### SET PROBLEM
Give back a single number, the count of lines containing the word "your".

### THE INPUT
▽

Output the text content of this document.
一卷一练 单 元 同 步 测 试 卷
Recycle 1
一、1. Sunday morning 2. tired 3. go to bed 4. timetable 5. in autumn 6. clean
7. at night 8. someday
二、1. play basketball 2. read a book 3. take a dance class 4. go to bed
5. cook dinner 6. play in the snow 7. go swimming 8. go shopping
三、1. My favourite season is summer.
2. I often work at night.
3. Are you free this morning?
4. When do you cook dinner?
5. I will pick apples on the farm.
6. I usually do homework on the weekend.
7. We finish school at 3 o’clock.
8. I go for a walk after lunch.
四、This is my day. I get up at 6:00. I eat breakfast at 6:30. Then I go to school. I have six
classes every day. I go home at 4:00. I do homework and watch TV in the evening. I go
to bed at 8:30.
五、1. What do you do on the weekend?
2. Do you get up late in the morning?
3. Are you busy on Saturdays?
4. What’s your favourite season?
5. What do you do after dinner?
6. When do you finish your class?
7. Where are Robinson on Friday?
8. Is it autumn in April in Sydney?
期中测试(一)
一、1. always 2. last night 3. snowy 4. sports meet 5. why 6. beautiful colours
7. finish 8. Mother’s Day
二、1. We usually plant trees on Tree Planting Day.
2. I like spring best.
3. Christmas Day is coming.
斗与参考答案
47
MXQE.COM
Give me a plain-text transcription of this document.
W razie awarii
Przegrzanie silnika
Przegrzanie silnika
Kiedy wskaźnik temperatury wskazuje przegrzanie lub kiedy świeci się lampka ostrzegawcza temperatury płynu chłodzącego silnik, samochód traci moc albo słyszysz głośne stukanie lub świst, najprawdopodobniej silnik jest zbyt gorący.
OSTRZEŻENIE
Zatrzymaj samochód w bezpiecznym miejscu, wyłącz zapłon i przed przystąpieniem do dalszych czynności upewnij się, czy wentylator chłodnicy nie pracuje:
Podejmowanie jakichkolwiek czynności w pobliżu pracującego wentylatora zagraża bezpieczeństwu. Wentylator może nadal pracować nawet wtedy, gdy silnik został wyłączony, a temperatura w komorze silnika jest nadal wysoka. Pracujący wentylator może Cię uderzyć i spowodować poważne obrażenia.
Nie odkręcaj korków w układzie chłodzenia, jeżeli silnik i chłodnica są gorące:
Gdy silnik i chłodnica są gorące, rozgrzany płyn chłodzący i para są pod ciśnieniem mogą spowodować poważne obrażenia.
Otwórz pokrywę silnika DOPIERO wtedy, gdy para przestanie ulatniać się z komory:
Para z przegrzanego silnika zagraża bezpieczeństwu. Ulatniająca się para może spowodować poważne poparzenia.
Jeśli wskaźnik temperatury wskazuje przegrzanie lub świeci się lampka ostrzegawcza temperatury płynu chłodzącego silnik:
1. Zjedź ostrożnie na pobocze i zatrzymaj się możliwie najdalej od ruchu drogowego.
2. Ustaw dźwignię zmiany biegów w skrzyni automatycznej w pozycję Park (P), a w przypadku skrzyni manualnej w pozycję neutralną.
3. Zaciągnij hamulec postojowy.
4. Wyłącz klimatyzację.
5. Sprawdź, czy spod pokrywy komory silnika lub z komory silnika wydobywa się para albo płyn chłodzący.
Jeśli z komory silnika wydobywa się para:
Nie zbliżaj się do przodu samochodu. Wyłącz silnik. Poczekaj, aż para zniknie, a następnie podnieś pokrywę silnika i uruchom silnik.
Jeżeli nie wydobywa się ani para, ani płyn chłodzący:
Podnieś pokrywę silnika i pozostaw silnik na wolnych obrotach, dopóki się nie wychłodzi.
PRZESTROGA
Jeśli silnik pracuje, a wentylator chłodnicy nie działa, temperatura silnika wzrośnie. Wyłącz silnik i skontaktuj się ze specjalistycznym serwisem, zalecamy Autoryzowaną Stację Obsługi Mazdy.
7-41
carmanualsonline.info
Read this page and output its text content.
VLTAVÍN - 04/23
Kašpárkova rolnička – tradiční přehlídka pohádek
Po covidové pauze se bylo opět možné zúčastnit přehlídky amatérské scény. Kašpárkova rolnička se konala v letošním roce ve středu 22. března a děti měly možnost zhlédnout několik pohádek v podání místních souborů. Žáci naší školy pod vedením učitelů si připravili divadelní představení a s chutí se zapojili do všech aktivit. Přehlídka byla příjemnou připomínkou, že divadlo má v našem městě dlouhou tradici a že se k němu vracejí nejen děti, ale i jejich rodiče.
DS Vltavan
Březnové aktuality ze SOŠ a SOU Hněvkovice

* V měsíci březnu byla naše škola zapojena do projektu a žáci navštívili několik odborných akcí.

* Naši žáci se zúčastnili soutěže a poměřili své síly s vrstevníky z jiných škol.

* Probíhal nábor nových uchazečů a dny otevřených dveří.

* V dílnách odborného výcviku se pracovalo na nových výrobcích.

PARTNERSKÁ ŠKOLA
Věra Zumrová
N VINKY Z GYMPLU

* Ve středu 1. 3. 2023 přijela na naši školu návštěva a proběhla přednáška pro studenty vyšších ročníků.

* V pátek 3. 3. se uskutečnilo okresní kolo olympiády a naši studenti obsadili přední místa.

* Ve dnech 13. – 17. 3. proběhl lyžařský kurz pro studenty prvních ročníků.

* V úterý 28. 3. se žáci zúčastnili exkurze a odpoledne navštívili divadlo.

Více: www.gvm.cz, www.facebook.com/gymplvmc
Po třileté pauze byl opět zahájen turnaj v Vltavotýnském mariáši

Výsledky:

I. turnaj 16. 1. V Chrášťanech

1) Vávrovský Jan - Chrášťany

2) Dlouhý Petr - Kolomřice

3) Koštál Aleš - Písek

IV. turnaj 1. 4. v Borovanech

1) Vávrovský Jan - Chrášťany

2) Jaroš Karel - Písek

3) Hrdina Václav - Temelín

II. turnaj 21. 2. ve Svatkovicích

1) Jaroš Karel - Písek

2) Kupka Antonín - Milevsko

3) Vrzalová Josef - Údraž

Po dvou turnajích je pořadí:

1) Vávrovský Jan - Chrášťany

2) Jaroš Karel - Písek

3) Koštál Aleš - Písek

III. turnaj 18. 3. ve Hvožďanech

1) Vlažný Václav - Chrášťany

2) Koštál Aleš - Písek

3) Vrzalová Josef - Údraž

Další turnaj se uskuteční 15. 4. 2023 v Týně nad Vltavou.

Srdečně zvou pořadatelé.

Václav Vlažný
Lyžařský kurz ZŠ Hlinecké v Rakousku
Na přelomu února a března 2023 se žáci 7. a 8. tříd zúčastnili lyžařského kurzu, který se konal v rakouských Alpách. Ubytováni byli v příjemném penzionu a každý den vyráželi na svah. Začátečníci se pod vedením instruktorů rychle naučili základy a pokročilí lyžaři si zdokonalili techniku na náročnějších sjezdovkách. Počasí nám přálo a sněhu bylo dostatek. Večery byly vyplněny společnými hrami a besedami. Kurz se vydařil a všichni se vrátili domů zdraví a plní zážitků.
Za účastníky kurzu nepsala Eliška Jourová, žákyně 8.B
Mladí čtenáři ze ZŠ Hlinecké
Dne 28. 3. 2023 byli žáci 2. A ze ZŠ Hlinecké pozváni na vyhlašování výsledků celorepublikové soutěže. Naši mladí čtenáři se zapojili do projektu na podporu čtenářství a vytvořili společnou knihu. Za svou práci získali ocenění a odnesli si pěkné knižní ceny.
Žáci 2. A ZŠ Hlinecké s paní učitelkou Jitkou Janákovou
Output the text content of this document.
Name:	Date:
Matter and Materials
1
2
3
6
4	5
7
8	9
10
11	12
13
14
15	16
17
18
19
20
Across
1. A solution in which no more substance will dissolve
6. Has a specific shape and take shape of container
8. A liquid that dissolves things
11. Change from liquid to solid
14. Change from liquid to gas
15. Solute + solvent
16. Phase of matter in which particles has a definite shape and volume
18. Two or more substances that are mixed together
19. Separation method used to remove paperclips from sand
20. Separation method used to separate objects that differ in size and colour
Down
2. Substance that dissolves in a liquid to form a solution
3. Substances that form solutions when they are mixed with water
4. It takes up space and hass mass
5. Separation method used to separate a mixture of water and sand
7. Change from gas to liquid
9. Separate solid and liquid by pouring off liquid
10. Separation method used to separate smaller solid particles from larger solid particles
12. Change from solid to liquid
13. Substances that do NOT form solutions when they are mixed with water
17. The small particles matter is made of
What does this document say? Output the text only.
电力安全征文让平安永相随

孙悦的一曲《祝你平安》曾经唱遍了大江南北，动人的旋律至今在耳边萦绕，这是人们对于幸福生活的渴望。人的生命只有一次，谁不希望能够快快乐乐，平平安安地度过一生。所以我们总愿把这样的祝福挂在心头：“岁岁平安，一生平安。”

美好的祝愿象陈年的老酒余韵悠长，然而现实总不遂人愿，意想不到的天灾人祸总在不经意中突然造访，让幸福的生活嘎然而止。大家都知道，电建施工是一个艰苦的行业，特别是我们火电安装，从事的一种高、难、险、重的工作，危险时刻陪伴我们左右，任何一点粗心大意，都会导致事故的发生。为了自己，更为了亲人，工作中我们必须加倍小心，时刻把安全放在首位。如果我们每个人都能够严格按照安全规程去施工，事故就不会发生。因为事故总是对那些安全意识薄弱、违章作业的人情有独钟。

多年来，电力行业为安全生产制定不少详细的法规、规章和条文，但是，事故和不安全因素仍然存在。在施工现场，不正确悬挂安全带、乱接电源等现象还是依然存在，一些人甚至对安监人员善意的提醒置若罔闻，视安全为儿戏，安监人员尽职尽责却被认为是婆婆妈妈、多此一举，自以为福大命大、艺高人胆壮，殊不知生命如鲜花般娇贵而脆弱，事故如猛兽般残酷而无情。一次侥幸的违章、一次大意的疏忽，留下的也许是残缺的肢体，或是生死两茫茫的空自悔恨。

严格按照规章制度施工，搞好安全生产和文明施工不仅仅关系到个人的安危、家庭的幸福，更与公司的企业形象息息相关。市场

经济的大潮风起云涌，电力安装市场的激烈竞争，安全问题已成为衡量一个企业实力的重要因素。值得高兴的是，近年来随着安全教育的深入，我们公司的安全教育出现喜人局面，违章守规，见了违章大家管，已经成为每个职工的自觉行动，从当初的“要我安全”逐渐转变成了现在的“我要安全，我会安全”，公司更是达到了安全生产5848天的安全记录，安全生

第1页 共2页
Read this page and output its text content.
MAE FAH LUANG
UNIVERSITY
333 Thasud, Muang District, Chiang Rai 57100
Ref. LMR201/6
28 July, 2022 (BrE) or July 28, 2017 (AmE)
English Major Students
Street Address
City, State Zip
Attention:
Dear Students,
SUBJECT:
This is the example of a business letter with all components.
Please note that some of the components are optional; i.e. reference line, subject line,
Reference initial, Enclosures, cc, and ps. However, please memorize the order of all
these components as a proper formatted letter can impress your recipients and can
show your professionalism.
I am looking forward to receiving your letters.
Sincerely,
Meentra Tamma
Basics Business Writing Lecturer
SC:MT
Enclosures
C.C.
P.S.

△

### OUTPUT BELOW
5